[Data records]
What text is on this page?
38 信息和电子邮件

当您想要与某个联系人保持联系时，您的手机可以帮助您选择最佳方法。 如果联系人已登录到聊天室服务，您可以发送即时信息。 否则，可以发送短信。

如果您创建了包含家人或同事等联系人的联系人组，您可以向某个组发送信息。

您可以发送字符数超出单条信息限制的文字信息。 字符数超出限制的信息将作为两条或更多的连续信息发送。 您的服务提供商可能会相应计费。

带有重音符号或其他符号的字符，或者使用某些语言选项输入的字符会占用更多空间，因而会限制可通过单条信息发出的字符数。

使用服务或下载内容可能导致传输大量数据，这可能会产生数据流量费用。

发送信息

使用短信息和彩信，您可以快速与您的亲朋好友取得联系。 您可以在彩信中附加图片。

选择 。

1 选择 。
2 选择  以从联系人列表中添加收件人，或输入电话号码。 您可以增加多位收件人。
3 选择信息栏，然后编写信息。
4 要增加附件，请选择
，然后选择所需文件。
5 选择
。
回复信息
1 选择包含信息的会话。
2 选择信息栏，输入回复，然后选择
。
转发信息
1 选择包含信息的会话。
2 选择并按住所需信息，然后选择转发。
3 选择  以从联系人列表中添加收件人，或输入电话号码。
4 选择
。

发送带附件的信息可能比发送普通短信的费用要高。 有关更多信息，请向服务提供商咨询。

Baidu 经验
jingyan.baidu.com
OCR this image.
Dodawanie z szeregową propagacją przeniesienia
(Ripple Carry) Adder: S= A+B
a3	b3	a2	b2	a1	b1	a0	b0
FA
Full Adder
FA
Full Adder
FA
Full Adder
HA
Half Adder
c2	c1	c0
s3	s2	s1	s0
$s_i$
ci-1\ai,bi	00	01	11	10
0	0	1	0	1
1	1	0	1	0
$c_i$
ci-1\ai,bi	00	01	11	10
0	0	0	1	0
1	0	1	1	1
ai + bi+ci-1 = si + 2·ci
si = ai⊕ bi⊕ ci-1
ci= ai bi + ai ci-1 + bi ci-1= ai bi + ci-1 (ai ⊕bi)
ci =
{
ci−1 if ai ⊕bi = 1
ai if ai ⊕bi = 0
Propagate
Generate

__Work to be completed__
Generate an exact reproduction of all entries.

__Exercise answer__
What text is on this page?
38 信息和电子邮件

当您想要与某个联系人保持联系时，您的手机可以帮助您选择最佳方法。 如果联系人已登录到聊天室服务，您可以发送即时信息。 否则，可以发送短信。

如果您创建了包含家人或同事等联系人的联系人组，您可以向某个组发送信息。

您可以发送字符数超出单条信息限制的文字信息。 字符数超出限制的信息将作为两条或更多的连续信息发送。 您的服务提供商可能会相应计费。

带有重音符号或其他符号的字符，或者使用某些语言选项输入的字符会占用更多空间，因而会限制可通过单条信息发出的字符数。

使用服务或下载内容可能导致传输大量数据，这可能会产生数据流量费用。

发送信息

使用短信息和彩信，您可以快速与您的亲朋好友取得联系。 您可以在彩信中附加图片。

选择 。

1 选择 。
2 选择  以从联系人列表中添加收件人，或输入电话号码。 您可以增加多位收件人。
3 选择信息栏，然后编写信息。
4 要增加附件，请选择
，然后选择所需文件。
5 选择
。
回复信息
1 选择包含信息的会话。
2 选择信息栏，输入回复，然后选择
。
转发信息
1 选择包含信息的会话。
2 选择并按住所需信息，然后选择转发。
3 选择  以从联系人列表中添加收件人，或输入电话号码。
4 选择
。

发送带附件的信息可能比发送普通短信的费用要高。 有关更多信息，请向服务提供商咨询。

Baidu 经验
jingyan.baidu.com
OCR this image.
Dodawanie z szeregową propagacją przeniesienia
(Ripple Carry) Adder: S= A+B
a3	b3	a2	b2	a1	b1	a0	b0
FA
Full Adder
FA
Full Adder
FA
Full Adder
HA
Half Adder
c2	c1	c0
s3	s2	s1	s0
$s_i$
ci-1\ai,bi	00	01	11	10
0	0	1	0	1
1	1	0	1	0
$c_i$
ci-1\ai,bi	00	01	11	10
0	0	0	1	0
1	0	1	1	1
ai + bi+ci-1 = si + 2·ci
si = ai⊕ bi⊕ ci-1
ci= ai bi + ai ci-1 + bi ci-1= ai bi + ci-1 (ai ⊕bi)
ci =
{
ci−1 if ai ⊕bi = 1
ai if ai ⊕bi = 0
Propagate
Generate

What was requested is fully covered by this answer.